- [Exercise objective]
Keep only those lines of the records that include the string "Loup".

>> START Exercise data

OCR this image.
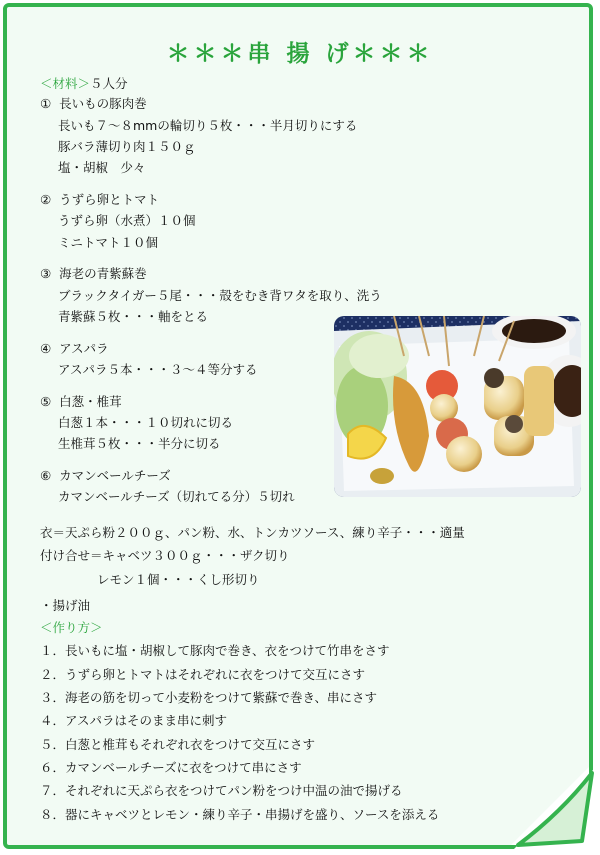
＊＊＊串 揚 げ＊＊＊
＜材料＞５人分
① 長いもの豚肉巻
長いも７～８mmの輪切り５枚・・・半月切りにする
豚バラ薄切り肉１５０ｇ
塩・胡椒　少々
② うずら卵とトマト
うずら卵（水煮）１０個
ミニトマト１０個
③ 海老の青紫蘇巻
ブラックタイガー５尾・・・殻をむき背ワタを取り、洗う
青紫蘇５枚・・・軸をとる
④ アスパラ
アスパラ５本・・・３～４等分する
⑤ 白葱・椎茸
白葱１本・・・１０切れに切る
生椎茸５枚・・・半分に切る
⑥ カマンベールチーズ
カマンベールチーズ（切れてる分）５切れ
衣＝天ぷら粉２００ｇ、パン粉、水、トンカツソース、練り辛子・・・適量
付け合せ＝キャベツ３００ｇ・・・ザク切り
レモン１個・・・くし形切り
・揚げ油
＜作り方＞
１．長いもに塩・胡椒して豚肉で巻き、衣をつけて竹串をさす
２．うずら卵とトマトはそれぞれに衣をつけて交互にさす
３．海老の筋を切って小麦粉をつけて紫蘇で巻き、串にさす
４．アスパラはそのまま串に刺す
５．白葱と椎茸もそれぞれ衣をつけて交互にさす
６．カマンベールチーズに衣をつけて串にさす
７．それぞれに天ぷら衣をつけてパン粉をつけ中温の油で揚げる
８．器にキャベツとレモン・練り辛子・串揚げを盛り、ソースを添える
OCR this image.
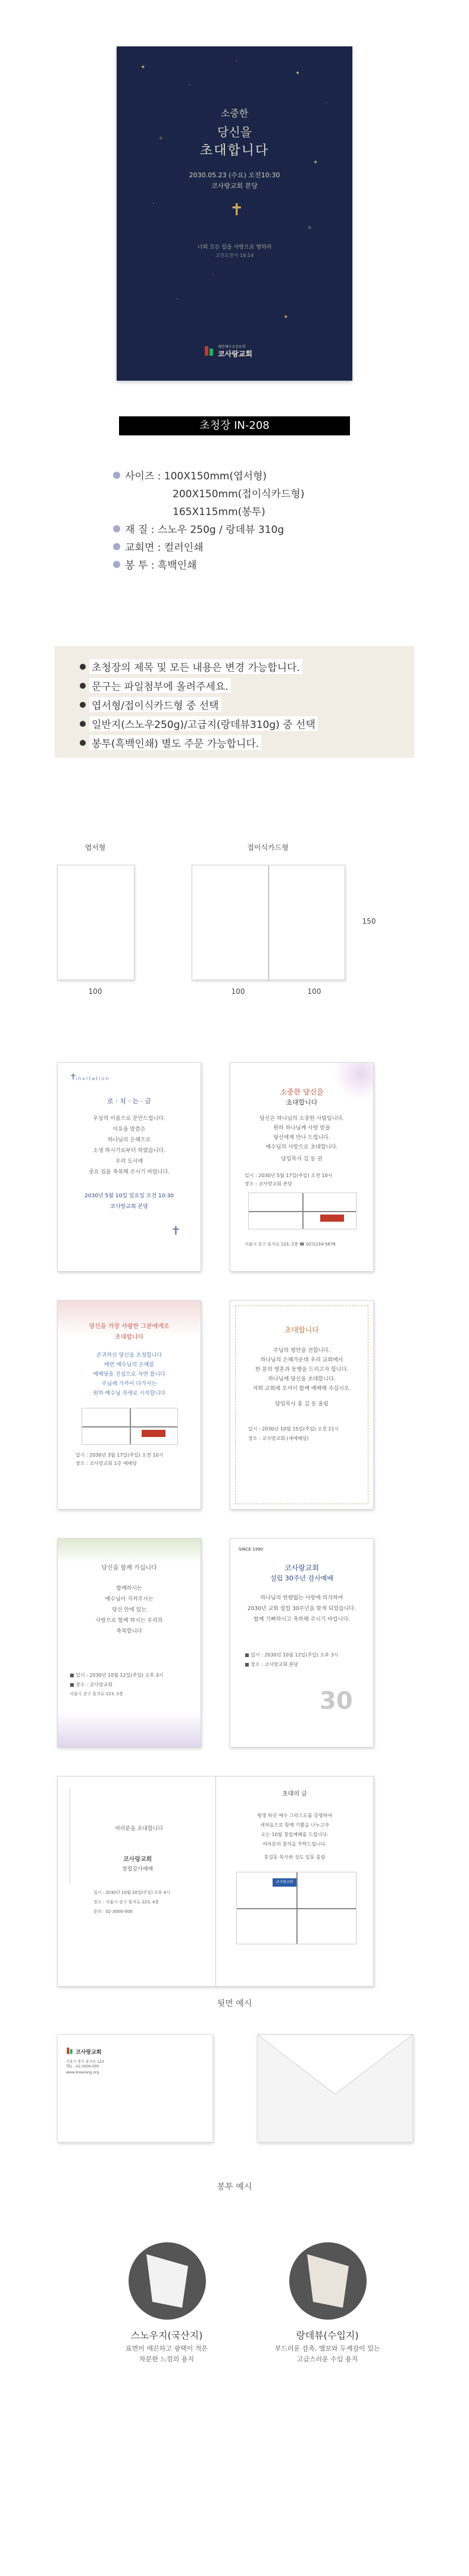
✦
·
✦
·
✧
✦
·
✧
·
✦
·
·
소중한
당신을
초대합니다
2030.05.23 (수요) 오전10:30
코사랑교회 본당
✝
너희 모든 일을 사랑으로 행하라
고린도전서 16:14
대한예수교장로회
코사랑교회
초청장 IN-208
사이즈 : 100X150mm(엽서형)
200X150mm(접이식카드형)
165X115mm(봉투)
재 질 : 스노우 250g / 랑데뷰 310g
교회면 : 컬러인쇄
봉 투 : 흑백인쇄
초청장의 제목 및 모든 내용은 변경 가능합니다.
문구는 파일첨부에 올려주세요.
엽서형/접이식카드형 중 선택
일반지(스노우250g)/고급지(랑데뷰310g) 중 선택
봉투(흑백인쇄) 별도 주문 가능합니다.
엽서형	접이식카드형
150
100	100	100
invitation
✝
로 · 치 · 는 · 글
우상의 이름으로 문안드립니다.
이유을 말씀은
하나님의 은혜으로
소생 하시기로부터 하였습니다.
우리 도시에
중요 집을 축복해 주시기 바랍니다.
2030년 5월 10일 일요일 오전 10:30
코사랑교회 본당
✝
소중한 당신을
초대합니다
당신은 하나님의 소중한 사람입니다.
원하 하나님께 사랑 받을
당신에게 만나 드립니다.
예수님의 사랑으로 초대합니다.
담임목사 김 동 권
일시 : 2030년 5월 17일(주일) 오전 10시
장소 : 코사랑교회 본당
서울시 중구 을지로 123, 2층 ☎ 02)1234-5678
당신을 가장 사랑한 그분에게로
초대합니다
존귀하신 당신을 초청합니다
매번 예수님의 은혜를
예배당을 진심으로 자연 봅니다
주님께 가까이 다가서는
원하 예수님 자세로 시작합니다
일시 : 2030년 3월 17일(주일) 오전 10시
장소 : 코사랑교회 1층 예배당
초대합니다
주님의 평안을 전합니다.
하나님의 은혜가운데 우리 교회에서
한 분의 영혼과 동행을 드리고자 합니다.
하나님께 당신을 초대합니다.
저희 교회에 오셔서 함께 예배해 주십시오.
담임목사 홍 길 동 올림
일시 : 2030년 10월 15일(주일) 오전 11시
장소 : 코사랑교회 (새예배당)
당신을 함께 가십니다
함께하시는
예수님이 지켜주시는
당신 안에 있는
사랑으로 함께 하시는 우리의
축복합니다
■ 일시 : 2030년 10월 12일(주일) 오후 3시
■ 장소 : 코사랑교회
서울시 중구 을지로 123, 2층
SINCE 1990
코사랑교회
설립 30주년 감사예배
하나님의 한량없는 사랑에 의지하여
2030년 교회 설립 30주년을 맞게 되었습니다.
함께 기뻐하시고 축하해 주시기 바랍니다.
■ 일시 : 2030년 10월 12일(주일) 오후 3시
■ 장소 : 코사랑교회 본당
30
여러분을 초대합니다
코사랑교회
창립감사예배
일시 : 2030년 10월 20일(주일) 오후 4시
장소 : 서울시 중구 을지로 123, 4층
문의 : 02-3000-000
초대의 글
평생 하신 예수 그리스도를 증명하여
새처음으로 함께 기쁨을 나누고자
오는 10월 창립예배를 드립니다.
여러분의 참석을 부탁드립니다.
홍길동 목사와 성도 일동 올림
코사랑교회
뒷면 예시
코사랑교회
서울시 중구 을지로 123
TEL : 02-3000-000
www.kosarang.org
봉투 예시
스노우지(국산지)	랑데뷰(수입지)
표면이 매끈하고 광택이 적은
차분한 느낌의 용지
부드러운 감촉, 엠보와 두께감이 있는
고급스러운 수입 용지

>> END Exercise data
>> START Exercise data

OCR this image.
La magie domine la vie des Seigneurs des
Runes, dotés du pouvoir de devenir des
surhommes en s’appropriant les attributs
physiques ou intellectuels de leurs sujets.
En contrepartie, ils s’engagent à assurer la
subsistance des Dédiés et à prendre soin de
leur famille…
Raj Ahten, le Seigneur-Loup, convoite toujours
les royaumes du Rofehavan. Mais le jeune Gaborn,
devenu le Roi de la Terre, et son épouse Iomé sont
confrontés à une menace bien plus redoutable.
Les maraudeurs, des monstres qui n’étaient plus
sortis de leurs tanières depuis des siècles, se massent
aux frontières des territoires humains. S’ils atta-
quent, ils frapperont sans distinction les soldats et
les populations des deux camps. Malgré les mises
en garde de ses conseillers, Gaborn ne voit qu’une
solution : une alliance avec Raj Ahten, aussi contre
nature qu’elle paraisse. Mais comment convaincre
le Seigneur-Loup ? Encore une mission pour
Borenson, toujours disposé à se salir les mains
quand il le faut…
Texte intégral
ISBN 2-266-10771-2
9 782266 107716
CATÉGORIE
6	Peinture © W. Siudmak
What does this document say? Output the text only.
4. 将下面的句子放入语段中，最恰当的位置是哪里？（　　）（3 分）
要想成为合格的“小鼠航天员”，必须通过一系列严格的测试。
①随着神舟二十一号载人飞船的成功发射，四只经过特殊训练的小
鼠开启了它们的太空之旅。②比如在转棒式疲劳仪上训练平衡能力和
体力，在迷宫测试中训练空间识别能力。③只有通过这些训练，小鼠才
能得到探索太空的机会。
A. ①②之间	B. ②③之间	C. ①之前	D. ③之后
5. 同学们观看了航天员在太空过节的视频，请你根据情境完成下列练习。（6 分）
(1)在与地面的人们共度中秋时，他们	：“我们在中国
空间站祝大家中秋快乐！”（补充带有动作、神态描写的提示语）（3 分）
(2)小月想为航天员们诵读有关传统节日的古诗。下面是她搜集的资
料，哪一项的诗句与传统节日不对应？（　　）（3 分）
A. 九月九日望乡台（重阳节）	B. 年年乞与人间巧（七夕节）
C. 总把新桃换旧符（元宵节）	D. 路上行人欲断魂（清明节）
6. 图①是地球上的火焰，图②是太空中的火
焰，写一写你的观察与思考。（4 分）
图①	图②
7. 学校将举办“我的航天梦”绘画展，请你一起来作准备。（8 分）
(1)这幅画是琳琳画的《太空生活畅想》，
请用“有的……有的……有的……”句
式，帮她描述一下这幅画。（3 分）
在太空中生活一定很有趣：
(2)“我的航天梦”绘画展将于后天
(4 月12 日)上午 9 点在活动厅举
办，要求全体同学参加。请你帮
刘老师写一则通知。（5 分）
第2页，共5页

>> END Exercise data
>> START Exercise data

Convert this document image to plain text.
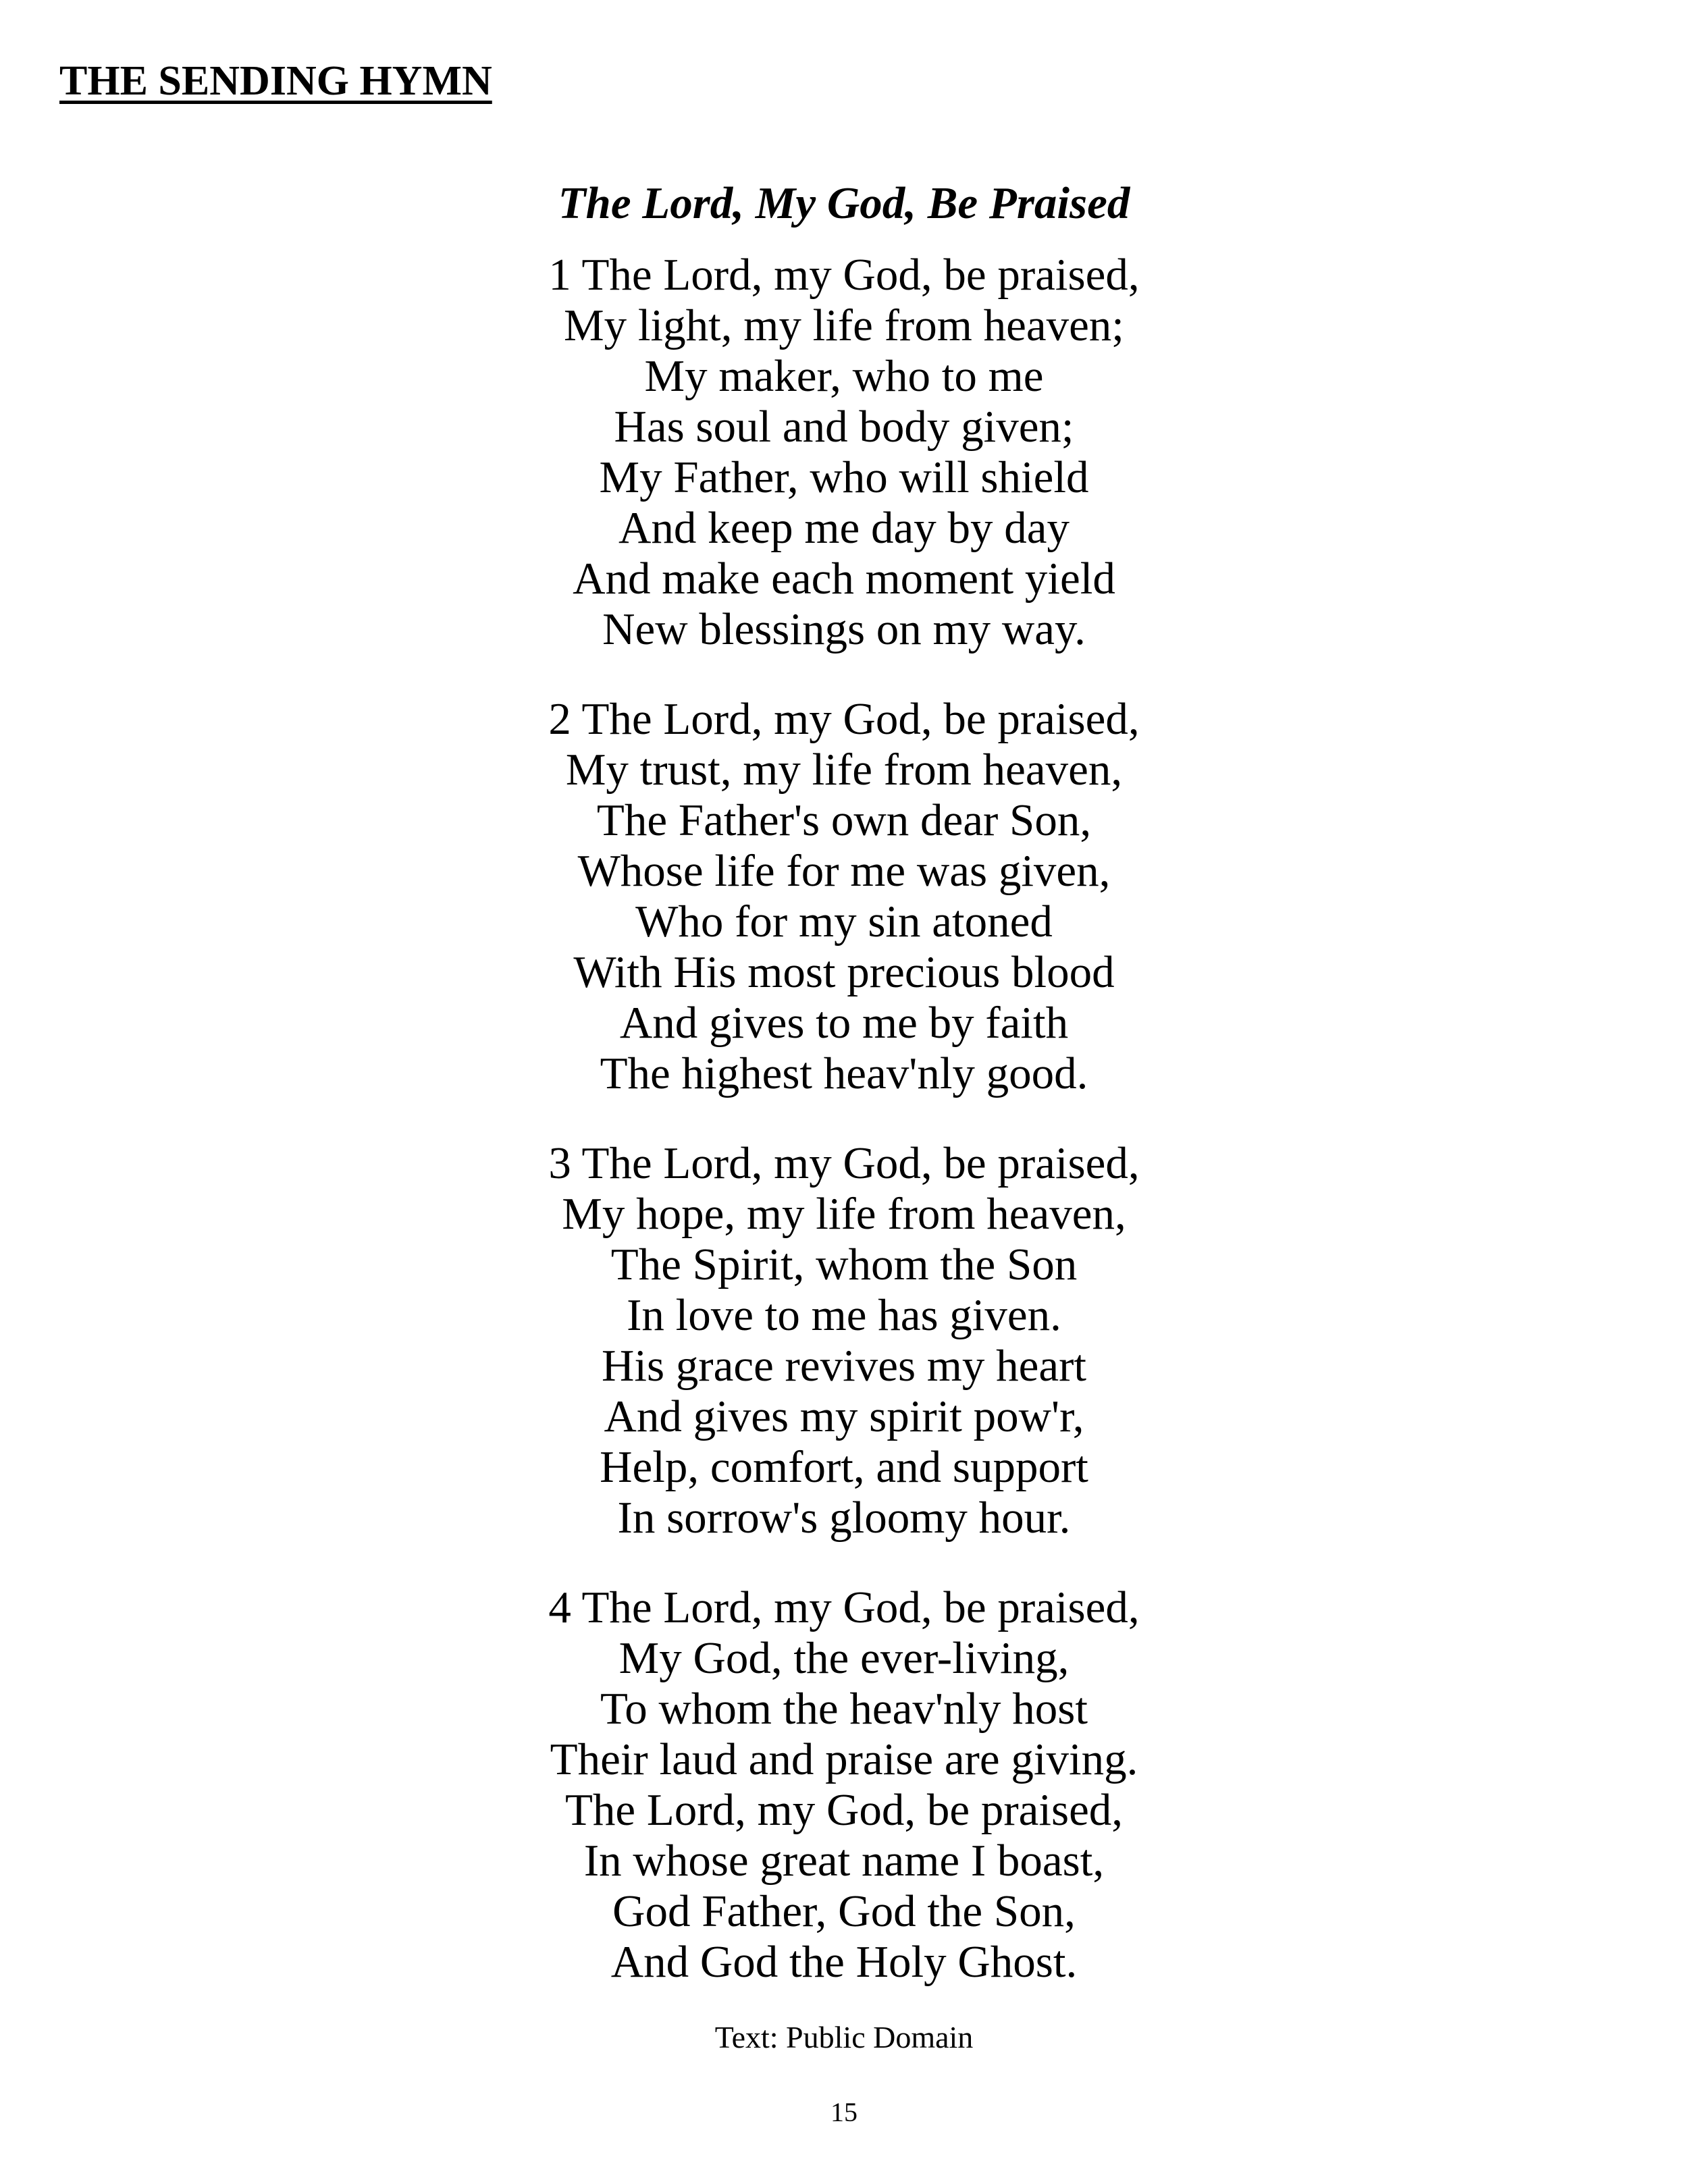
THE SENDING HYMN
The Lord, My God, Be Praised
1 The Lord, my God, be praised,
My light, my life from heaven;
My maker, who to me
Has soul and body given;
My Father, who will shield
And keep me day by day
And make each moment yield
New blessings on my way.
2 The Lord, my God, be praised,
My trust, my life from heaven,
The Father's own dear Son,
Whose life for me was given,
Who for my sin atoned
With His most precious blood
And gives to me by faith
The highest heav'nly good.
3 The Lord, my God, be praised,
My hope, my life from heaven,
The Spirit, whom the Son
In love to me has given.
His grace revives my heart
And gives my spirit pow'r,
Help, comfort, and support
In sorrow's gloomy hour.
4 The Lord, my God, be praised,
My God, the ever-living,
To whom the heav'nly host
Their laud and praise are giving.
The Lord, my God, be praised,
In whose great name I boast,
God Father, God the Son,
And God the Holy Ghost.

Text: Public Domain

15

>> END Exercise data

- [Solution for this problem]
Raj Ahten, le Seigneur-Loup, convoite toujours
le Seigneur-Loup ? Encore une mission pour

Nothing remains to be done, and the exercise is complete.